## YOUR GOAL
Reply with only the number of lines that contain the string "value".
++++++++++
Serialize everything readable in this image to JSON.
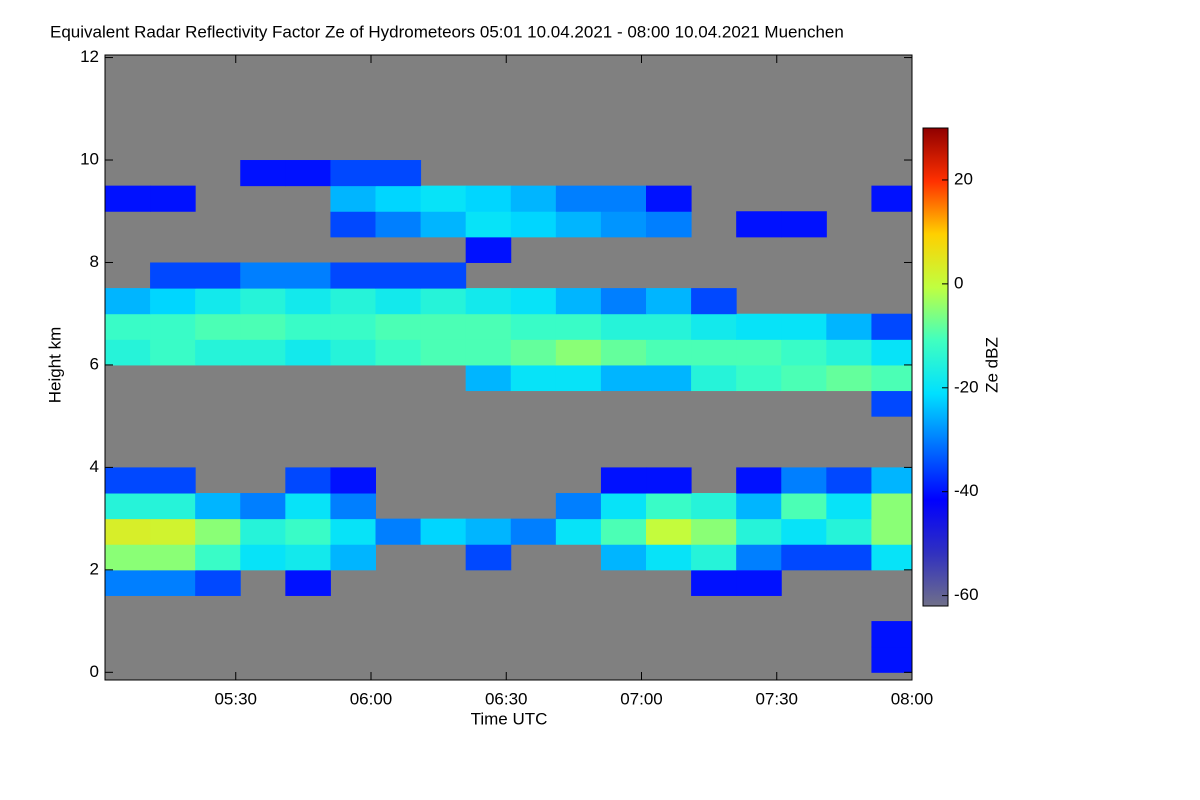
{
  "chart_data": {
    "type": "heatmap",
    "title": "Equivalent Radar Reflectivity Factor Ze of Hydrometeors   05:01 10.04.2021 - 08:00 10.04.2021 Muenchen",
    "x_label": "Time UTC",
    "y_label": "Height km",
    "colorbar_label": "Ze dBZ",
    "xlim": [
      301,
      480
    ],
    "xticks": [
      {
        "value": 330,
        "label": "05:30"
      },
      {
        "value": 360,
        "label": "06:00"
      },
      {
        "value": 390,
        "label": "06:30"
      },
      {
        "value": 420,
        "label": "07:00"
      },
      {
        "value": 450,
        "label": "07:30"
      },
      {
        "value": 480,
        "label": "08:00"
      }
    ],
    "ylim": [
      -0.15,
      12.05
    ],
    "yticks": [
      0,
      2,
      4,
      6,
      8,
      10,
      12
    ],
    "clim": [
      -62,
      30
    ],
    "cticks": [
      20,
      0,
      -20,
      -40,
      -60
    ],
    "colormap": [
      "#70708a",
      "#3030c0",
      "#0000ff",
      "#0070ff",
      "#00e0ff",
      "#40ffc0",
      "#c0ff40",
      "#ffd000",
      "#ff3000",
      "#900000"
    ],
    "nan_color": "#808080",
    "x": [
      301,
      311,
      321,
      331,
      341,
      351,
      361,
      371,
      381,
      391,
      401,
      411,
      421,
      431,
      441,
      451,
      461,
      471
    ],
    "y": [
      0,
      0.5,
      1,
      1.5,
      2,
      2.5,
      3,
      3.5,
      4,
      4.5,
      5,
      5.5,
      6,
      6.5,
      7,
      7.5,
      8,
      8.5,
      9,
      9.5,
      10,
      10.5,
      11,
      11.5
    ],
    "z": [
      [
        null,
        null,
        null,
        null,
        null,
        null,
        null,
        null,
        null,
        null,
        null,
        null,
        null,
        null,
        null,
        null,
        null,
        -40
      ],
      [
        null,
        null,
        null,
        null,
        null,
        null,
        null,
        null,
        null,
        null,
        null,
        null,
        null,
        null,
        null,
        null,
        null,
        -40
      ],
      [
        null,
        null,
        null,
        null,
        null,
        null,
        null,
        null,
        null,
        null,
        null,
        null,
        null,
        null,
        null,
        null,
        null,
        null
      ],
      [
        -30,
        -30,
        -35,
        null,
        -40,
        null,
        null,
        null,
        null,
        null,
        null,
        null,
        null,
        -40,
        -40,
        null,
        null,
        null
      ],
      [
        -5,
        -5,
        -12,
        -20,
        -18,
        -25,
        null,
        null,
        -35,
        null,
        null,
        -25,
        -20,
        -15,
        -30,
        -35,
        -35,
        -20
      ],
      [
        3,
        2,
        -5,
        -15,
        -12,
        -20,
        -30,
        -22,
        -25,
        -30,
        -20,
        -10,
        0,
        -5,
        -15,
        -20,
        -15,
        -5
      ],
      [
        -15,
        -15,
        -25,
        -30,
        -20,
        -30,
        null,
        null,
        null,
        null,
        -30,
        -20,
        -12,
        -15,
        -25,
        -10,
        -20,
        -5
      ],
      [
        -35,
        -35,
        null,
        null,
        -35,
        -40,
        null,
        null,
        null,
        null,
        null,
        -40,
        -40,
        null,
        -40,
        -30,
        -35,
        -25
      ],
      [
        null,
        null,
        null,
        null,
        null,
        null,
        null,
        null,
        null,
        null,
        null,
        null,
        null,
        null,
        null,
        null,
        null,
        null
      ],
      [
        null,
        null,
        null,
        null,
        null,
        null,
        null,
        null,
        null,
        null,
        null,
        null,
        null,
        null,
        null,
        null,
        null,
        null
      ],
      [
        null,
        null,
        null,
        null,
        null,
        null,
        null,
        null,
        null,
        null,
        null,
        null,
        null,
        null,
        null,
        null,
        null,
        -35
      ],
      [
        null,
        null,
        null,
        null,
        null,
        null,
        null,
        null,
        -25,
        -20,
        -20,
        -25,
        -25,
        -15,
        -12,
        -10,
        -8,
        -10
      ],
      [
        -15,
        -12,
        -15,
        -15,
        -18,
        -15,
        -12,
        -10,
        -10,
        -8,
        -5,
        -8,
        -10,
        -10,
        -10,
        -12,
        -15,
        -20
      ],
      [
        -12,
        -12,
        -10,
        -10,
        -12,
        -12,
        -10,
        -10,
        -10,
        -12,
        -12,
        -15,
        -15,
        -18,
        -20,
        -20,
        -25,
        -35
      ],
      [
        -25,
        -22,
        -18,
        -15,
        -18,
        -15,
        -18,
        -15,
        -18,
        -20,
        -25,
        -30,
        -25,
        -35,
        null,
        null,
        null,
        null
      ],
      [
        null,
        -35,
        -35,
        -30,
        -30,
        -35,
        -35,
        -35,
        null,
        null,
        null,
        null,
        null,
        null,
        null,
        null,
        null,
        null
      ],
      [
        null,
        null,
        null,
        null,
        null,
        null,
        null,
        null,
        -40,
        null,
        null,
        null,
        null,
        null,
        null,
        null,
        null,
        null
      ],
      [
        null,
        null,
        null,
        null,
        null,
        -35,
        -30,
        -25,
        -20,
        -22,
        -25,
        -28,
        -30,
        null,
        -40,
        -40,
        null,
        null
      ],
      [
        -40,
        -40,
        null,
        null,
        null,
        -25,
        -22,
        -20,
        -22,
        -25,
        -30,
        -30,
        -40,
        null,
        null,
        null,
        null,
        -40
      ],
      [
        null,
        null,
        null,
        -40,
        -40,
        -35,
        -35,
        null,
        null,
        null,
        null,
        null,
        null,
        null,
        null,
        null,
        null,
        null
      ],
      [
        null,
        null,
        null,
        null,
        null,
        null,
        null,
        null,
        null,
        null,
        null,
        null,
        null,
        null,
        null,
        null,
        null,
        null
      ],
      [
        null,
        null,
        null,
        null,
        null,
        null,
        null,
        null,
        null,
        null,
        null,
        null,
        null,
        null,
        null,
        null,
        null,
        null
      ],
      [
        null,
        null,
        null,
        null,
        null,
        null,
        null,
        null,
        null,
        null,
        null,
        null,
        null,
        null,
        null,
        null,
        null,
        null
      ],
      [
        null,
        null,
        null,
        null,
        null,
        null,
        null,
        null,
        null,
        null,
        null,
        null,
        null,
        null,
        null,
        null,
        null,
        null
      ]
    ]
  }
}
++++++++++
## TASK RESULT
6